Figure content listings
──────
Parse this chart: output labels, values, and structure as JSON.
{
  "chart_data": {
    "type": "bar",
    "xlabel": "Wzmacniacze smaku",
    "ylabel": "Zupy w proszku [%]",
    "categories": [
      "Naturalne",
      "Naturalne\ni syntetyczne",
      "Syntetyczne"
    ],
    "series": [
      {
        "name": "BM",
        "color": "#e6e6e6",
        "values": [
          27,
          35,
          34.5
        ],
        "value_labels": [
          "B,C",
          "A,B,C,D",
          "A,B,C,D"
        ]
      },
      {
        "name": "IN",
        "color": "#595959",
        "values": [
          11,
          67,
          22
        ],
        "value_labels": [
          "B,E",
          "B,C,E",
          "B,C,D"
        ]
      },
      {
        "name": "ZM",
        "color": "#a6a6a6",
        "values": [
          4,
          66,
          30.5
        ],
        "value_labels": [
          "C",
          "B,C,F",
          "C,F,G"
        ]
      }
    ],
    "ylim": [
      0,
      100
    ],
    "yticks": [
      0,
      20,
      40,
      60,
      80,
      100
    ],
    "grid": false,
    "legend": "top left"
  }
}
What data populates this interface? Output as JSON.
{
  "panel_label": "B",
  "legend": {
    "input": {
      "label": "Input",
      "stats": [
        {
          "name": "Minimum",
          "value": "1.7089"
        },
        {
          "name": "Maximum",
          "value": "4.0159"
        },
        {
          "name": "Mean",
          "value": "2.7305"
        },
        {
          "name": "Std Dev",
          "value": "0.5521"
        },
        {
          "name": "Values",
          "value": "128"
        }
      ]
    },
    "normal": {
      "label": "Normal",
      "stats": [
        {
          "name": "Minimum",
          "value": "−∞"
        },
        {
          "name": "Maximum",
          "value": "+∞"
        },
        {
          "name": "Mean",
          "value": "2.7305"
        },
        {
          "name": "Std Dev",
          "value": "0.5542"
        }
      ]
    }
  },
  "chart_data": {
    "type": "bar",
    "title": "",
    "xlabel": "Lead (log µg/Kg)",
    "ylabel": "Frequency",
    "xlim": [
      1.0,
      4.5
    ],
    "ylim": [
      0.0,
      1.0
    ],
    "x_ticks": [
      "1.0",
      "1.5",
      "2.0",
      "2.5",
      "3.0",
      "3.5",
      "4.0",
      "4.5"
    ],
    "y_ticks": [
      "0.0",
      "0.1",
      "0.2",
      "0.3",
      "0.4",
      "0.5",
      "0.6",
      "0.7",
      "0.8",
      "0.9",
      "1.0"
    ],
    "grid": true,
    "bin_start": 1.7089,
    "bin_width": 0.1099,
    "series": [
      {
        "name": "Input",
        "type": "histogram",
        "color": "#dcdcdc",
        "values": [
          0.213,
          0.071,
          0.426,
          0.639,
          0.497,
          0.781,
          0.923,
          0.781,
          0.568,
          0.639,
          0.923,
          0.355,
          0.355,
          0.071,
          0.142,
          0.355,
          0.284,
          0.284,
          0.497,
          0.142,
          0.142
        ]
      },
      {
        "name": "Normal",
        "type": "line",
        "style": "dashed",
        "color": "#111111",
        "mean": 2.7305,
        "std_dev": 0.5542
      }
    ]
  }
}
──────
◆ STATED PROBLEM
Extract each entry in full and write it down exactly.

◆ COMPLETED TASK
Parse this chart: output labels, values, and structure as JSON.
{
  "chart_data": {
    "type": "bar",
    "xlabel": "Wzmacniacze smaku",
    "ylabel": "Zupy w proszku [%]",
    "categories": [
      "Naturalne",
      "Naturalne\ni syntetyczne",
      "Syntetyczne"
    ],
    "series": [
      {
        "name": "BM",
        "color": "#e6e6e6",
        "values": [
          27,
          35,
          34.5
        ],
        "value_labels": [
          "B,C",
          "A,B,C,D",
          "A,B,C,D"
        ]
      },
      {
        "name": "IN",
        "color": "#595959",
        "values": [
          11,
          67,
          22
        ],
        "value_labels": [
          "B,E",
          "B,C,E",
          "B,C,D"
        ]
      },
      {
        "name": "ZM",
        "color": "#a6a6a6",
        "values": [
          4,
          66,
          30.5
        ],
        "value_labels": [
          "C",
          "B,C,F",
          "C,F,G"
        ]
      }
    ],
    "ylim": [
      0,
      100
    ],
    "yticks": [
      0,
      20,
      40,
      60,
      80,
      100
    ],
    "grid": false,
    "legend": "top left"
  }
}
What data populates this interface? Output as JSON.
{
  "panel_label": "B",
  "legend": {
    "input": {
      "label": "Input",
      "stats": [
        {
          "name": "Minimum",
          "value": "1.7089"
        },
        {
          "name": "Maximum",
          "value": "4.0159"
        },
        {
          "name": "Mean",
          "value": "2.7305"
        },
        {
          "name": "Std Dev",
          "value": "0.5521"
        },
        {
          "name": "Values",
          "value": "128"
        }
      ]
    },
    "normal": {
      "label": "Normal",
      "stats": [
        {
          "name": "Minimum",
          "value": "−∞"
        },
        {
          "name": "Maximum",
          "value": "+∞"
        },
        {
          "name": "Mean",
          "value": "2.7305"
        },
        {
          "name": "Std Dev",
          "value": "0.5542"
        }
      ]
    }
  },
  "chart_data": {
    "type": "bar",
    "title": "",
    "xlabel": "Lead (log µg/Kg)",
    "ylabel": "Frequency",
    "xlim": [
      1.0,
      4.5
    ],
    "ylim": [
      0.0,
      1.0
    ],
    "x_ticks": [
      "1.0",
      "1.5",
      "2.0",
      "2.5",
      "3.0",
      "3.5",
      "4.0",
      "4.5"
    ],
    "y_ticks": [
      "0.0",
      "0.1",
      "0.2",
      "0.3",
      "0.4",
      "0.5",
      "0.6",
      "0.7",
      "0.8",
      "0.9",
      "1.0"
    ],
    "grid": true,
    "bin_start": 1.7089,
    "bin_width": 0.1099,
    "series": [
      {
        "name": "Input",
        "type": "histogram",
        "color": "#dcdcdc",
        "values": [
          0.213,
          0.071,
          0.426,
          0.639,
          0.497,
          0.781,
          0.923,
          0.781,
          0.568,
          0.639,
          0.923,
          0.355,
          0.355,
          0.071,
          0.142,
          0.355,
          0.284,
          0.284,
          0.497,
          0.142,
          0.142
        ]
      },
      {
        "name": "Normal",
        "type": "line",
        "style": "dashed",
        "color": "#111111",
        "mean": 2.7305,
        "std_dev": 0.5542
      }
    ]
  }
}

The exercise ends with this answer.